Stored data
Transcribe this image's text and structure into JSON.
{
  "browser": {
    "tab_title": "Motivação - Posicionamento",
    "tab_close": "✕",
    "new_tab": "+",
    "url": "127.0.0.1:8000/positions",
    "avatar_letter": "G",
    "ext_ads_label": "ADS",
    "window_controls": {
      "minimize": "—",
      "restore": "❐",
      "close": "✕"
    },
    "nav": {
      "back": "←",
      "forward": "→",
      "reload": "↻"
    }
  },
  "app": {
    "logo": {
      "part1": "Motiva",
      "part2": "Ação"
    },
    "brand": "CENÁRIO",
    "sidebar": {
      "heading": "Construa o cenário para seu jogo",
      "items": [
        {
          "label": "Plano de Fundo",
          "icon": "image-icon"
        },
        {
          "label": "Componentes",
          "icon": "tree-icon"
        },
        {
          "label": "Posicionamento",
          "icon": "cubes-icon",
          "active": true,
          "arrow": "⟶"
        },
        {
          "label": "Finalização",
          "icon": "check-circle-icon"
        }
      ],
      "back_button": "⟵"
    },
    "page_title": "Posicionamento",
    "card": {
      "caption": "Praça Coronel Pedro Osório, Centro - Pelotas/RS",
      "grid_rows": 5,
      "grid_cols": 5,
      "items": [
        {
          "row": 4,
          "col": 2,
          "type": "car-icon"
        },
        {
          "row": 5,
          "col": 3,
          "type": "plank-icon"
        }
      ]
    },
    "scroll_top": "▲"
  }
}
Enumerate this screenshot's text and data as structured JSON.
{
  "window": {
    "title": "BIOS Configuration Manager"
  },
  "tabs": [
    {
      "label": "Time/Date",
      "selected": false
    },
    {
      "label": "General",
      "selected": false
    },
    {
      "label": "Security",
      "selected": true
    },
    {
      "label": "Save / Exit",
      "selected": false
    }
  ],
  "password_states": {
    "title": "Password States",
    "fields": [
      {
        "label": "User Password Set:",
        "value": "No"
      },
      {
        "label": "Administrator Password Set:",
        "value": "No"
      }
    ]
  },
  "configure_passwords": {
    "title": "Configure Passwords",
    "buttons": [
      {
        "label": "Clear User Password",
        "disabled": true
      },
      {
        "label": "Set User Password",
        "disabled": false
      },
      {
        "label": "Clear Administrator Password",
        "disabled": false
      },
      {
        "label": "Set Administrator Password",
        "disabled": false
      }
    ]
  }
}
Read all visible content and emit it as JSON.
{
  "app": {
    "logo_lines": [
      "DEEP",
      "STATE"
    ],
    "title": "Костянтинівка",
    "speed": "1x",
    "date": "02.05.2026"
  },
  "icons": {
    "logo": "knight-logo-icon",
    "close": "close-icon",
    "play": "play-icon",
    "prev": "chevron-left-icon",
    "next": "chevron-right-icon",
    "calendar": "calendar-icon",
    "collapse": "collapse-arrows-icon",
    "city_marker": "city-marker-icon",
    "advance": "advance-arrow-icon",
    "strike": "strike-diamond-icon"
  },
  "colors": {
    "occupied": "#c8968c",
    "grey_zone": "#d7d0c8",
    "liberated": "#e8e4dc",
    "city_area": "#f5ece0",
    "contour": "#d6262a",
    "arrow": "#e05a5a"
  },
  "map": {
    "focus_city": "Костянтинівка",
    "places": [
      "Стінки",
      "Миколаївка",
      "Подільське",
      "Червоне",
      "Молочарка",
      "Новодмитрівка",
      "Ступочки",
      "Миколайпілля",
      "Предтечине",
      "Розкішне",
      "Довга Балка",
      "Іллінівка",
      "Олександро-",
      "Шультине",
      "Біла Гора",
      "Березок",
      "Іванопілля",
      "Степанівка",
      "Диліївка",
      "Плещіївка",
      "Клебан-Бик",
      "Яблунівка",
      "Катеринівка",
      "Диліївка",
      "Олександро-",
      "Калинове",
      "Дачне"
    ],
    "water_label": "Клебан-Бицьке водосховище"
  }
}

### Task directions
Gather each line in these records that contains the string "Костянтинівка".

### Final answer
    "title": "Костянтинівка",
    "focus_city": "Костянтинівка",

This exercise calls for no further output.